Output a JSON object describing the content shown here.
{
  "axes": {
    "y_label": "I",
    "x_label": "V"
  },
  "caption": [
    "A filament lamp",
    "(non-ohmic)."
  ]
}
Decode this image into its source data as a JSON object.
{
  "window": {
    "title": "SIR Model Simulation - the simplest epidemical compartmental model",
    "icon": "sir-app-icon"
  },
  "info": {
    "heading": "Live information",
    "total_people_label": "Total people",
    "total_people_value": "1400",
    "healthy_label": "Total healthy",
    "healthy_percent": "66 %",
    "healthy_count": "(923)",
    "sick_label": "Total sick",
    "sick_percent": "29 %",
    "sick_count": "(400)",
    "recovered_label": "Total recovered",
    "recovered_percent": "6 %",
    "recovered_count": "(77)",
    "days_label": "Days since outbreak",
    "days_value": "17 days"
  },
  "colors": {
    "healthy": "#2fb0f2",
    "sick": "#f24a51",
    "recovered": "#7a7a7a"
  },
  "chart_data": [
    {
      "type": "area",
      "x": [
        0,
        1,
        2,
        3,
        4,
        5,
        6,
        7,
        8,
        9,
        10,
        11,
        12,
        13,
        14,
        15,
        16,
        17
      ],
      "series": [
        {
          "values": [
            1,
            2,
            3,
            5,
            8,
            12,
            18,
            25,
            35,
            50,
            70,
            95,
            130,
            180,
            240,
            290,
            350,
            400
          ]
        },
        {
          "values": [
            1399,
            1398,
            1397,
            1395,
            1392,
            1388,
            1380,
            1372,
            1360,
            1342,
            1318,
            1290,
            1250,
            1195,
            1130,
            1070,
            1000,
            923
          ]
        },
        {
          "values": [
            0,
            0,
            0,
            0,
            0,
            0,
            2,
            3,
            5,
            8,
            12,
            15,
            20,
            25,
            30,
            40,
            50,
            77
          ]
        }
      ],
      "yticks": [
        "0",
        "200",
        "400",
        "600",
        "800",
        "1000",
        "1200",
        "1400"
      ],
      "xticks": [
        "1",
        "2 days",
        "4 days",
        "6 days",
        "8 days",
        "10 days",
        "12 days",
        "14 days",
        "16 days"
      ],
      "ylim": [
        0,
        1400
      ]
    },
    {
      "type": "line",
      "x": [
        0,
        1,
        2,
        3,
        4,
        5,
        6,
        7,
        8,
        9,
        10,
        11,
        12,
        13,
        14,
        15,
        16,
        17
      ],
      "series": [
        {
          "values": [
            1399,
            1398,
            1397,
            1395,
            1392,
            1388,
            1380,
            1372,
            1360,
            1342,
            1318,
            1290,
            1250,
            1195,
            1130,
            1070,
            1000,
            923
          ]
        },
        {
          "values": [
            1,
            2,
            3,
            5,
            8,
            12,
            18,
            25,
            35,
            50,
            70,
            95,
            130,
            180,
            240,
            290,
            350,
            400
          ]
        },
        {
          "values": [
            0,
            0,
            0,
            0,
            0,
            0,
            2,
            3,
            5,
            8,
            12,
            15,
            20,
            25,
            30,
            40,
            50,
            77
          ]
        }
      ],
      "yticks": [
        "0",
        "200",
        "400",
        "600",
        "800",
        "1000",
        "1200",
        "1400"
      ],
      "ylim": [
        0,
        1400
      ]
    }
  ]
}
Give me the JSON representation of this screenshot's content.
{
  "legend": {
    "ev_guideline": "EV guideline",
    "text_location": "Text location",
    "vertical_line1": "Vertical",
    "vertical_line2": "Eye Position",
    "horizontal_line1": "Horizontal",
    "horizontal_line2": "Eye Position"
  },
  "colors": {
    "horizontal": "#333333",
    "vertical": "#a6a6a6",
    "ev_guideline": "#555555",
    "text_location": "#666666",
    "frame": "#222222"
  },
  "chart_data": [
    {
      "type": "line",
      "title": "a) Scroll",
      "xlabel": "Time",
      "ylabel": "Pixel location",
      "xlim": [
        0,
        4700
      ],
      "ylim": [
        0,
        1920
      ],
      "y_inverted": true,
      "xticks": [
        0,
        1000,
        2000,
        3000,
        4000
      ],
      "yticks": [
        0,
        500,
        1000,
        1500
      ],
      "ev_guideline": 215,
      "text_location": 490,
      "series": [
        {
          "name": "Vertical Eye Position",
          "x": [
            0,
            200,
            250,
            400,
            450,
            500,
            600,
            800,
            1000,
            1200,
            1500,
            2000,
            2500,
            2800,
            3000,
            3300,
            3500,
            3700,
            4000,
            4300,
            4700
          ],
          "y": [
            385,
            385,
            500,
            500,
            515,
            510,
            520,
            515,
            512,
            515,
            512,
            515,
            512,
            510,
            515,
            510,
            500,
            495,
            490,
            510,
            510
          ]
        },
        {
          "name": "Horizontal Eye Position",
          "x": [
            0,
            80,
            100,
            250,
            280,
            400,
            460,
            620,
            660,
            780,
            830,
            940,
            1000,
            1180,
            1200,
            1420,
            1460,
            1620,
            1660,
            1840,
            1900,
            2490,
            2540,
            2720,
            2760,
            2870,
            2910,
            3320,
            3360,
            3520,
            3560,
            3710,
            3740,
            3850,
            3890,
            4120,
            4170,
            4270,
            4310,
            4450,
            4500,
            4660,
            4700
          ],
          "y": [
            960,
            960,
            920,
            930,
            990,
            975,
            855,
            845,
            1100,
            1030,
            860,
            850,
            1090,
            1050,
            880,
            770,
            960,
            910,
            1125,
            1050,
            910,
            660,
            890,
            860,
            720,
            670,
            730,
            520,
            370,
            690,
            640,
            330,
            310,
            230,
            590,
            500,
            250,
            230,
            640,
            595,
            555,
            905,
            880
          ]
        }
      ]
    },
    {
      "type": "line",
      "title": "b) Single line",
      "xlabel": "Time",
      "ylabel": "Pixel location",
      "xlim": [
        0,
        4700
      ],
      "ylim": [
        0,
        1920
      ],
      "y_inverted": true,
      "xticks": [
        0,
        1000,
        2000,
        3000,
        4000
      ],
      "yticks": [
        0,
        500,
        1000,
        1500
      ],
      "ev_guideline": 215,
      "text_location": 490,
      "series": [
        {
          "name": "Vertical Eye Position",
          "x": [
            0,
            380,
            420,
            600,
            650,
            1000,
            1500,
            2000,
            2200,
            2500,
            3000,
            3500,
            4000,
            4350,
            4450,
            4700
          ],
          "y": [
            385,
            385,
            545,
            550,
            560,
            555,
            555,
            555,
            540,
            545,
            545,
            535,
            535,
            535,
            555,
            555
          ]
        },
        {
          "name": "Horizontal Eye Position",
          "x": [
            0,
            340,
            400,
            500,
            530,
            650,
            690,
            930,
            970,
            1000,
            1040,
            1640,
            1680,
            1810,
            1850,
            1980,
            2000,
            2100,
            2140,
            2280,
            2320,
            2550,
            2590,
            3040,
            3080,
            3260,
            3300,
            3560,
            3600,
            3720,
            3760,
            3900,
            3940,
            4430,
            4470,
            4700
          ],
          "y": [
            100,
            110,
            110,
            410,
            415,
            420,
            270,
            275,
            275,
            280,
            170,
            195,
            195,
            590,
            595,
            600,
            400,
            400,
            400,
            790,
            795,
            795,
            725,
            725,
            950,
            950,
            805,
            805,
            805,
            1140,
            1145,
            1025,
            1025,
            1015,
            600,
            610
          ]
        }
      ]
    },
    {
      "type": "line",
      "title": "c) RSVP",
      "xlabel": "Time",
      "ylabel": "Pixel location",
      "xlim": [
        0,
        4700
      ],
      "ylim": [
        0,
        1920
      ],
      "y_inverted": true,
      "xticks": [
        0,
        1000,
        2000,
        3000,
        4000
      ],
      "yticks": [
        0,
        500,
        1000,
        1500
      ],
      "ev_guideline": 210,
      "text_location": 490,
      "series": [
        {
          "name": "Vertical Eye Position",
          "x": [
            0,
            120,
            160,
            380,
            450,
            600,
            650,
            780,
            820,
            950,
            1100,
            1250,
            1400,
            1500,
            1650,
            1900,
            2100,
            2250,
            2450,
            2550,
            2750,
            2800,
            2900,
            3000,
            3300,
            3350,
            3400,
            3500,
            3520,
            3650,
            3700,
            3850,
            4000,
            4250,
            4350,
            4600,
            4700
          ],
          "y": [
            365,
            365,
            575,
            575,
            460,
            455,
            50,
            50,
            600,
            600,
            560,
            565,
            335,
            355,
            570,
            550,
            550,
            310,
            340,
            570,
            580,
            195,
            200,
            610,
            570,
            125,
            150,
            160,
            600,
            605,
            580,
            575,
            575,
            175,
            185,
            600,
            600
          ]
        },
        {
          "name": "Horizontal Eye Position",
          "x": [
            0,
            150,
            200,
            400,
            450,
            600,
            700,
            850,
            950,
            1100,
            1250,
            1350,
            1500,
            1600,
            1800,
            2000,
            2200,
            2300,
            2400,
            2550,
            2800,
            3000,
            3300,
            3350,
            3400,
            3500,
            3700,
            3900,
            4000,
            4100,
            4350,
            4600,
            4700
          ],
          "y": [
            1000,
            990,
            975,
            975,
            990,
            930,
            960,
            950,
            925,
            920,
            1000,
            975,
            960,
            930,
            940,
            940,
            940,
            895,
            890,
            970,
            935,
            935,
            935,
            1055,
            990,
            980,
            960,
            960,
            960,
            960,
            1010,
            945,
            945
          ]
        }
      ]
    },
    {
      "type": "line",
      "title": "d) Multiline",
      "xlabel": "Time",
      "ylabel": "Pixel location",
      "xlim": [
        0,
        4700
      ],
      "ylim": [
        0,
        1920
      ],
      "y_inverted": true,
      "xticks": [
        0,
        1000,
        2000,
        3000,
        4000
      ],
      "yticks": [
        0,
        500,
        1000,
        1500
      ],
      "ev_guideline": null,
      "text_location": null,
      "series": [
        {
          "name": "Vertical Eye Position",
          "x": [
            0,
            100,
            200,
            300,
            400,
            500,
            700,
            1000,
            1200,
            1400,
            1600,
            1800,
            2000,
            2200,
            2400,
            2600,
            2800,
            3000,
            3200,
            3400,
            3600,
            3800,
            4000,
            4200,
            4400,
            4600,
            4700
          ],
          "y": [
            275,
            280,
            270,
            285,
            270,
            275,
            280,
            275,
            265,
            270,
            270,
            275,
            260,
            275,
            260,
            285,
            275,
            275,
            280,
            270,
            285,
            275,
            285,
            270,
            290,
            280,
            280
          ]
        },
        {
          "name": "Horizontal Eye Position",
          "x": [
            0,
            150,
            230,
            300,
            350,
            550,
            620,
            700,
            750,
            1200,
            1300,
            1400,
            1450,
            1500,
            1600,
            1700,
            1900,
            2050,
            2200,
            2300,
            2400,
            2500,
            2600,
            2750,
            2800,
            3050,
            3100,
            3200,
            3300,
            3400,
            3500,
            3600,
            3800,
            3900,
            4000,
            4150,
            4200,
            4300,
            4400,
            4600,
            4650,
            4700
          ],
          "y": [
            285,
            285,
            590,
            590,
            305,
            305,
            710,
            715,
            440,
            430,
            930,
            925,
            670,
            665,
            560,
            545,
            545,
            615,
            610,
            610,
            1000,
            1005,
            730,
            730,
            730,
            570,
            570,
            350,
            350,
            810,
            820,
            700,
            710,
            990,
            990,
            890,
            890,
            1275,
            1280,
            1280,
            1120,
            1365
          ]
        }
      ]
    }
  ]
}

| Description of the task |
Show all lines in the entries above where the string "object" appears.

| Written solution |
Output a JSON object describing the content shown here.
Decode this image into its source data as a JSON object.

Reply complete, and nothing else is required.